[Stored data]
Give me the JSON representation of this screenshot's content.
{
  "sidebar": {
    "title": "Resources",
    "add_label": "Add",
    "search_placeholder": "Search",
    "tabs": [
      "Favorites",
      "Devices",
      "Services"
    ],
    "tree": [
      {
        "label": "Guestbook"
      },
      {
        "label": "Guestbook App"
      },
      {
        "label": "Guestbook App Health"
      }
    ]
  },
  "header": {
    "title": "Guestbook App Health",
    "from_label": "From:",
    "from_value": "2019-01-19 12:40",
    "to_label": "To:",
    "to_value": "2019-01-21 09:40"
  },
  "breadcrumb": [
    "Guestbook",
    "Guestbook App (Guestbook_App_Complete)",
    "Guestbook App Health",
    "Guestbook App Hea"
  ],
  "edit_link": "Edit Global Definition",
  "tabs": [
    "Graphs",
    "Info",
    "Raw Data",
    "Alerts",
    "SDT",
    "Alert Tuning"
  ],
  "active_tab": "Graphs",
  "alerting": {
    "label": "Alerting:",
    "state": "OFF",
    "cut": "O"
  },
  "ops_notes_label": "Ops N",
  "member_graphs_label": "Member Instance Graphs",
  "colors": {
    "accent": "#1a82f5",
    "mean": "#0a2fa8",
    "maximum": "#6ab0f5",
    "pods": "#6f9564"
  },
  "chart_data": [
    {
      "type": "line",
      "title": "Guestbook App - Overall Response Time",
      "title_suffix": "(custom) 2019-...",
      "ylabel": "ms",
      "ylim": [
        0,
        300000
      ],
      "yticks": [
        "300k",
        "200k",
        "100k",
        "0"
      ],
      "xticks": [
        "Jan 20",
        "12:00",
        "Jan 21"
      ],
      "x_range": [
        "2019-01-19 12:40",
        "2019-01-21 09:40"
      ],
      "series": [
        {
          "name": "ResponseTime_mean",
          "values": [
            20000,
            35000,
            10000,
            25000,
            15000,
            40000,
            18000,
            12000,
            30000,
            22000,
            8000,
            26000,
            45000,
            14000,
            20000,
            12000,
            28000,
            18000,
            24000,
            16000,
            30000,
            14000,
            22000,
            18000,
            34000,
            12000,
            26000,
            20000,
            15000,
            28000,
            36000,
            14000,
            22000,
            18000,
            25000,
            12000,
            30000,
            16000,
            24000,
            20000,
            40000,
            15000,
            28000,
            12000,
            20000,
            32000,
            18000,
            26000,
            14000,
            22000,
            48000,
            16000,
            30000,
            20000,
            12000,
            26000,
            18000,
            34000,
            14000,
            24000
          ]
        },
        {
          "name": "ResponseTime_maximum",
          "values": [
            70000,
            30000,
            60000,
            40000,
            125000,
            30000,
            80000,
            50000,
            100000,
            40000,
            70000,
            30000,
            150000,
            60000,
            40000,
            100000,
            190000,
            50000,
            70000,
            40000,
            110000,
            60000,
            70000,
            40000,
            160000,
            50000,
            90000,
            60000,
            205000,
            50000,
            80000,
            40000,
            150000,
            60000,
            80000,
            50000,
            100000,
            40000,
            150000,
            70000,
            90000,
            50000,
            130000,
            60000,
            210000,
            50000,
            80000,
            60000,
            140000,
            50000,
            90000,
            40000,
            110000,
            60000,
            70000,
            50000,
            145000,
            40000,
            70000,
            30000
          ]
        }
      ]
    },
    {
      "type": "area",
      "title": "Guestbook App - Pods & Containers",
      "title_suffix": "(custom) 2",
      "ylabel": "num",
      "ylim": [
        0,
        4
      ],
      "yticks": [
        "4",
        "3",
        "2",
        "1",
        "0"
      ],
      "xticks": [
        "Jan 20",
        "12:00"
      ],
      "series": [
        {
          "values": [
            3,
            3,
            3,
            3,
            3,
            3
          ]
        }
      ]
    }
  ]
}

PROBLEM >> Locate all lines in the listing above with the word "Graphs". Copy them.

WRITTEN SOLUTION >>
    "Graphs",
  "active_tab": "Graphs",
  "member_graphs_label": "Member Instance Graphs",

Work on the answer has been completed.